What you should do>
Write out the listing beneath this instruction in its entirety, exactly as it reads.

— start of Task material —

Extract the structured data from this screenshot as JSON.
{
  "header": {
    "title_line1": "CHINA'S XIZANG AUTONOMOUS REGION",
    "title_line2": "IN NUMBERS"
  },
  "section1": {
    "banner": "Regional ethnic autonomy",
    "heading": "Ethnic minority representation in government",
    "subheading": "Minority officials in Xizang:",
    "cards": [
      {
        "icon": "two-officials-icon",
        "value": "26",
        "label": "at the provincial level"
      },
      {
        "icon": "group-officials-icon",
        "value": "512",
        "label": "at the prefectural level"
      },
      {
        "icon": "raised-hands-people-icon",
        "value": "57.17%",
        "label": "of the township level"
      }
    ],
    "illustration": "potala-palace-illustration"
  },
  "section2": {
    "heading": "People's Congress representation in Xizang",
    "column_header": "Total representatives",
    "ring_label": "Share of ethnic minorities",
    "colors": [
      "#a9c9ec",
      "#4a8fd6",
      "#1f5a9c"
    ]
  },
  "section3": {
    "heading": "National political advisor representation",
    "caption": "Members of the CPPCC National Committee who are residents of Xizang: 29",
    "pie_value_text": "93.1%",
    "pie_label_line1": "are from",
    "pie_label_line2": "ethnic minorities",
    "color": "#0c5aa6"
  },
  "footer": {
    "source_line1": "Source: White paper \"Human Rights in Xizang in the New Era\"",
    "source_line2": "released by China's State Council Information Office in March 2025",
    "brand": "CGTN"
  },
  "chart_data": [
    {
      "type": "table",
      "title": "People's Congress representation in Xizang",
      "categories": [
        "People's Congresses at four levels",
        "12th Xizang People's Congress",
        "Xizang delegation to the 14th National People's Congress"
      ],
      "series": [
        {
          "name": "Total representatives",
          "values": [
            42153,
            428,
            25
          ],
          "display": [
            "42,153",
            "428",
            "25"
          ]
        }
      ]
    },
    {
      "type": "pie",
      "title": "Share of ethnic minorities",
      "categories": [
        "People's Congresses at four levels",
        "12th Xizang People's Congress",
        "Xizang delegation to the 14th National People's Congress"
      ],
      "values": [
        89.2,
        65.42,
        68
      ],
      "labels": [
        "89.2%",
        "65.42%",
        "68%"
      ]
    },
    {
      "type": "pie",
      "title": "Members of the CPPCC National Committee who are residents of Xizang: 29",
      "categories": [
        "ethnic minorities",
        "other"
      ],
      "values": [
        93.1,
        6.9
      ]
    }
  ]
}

— end of Task material —

Correct result>
Extract the structured data from this screenshot as JSON.
{
  "header": {
    "title_line1": "CHINA'S XIZANG AUTONOMOUS REGION",
    "title_line2": "IN NUMBERS"
  },
  "section1": {
    "banner": "Regional ethnic autonomy",
    "heading": "Ethnic minority representation in government",
    "subheading": "Minority officials in Xizang:",
    "cards": [
      {
        "icon": "two-officials-icon",
        "value": "26",
        "label": "at the provincial level"
      },
      {
        "icon": "group-officials-icon",
        "value": "512",
        "label": "at the prefectural level"
      },
      {
        "icon": "raised-hands-people-icon",
        "value": "57.17%",
        "label": "of the township level"
      }
    ],
    "illustration": "potala-palace-illustration"
  },
  "section2": {
    "heading": "People's Congress representation in Xizang",
    "column_header": "Total representatives",
    "ring_label": "Share of ethnic minorities",
    "colors": [
      "#a9c9ec",
      "#4a8fd6",
      "#1f5a9c"
    ]
  },
  "section3": {
    "heading": "National political advisor representation",
    "caption": "Members of the CPPCC National Committee who are residents of Xizang: 29",
    "pie_value_text": "93.1%",
    "pie_label_line1": "are from",
    "pie_label_line2": "ethnic minorities",
    "color": "#0c5aa6"
  },
  "footer": {
    "source_line1": "Source: White paper \"Human Rights in Xizang in the New Era\"",
    "source_line2": "released by China's State Council Information Office in March 2025",
    "brand": "CGTN"
  },
  "chart_data": [
    {
      "type": "table",
      "title": "People's Congress representation in Xizang",
      "categories": [
        "People's Congresses at four levels",
        "12th Xizang People's Congress",
        "Xizang delegation to the 14th National People's Congress"
      ],
      "series": [
        {
          "name": "Total representatives",
          "values": [
            42153,
            428,
            25
          ],
          "display": [
            "42,153",
            "428",
            "25"
          ]
        }
      ]
    },
    {
      "type": "pie",
      "title": "Share of ethnic minorities",
      "categories": [
        "People's Congresses at four levels",
        "12th Xizang People's Congress",
        "Xizang delegation to the 14th National People's Congress"
      ],
      "values": [
        89.2,
        65.42,
        68
      ],
      "labels": [
        "89.2%",
        "65.42%",
        "68%"
      ]
    },
    {
      "type": "pie",
      "title": "Members of the CPPCC National Committee who are residents of Xizang: 29",
      "categories": [
        "ethnic minorities",
        "other"
      ],
      "values": [
        93.1,
        6.9
      ]
    }
  ]
}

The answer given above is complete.